● WRITTEN TASK:
Exclude the pictures and reproduce the remaining data exactly as written.

● INPUT FOR THIS TASK:
···
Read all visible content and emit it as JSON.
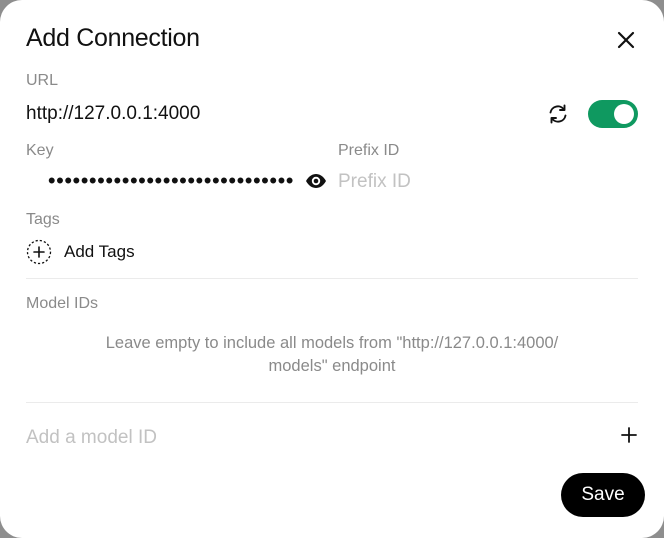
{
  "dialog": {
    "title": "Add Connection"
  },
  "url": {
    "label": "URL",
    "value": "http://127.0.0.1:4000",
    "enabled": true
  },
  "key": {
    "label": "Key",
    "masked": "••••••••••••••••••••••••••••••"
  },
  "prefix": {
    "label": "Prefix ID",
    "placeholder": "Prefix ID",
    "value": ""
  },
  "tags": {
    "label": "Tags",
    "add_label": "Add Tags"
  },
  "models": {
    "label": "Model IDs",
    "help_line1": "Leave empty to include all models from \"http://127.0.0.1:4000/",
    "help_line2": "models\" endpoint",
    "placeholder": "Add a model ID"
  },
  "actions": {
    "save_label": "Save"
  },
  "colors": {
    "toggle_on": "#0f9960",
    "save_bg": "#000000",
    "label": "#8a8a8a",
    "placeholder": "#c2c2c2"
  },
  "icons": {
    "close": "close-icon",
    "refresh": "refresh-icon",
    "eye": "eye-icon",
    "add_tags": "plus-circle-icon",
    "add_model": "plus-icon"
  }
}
···
● WORKED SOLUTION:
Read all visible content and emit it as JSON.
{
  "dialog": {
    "title": "Add Connection"
  },
  "url": {
    "label": "URL",
    "value": "http://127.0.0.1:4000",
    "enabled": true
  },
  "key": {
    "label": "Key",
    "masked": "••••••••••••••••••••••••••••••"
  },
  "prefix": {
    "label": "Prefix ID",
    "placeholder": "Prefix ID",
    "value": ""
  },
  "tags": {
    "label": "Tags",
    "add_label": "Add Tags"
  },
  "models": {
    "label": "Model IDs",
    "help_line1": "Leave empty to include all models from \"http://127.0.0.1:4000/",
    "help_line2": "models\" endpoint",
    "placeholder": "Add a model ID"
  },
  "actions": {
    "save_label": "Save"
  },
  "colors": {
    "toggle_on": "#0f9960",
    "save_bg": "#000000",
    "label": "#8a8a8a",
    "placeholder": "#c2c2c2"
  },
  "icons": {
    "close": "close-icon",
    "refresh": "refresh-icon",
    "eye": "eye-icon",
    "add_tags": "plus-circle-icon",
    "add_model": "plus-icon"
  }
}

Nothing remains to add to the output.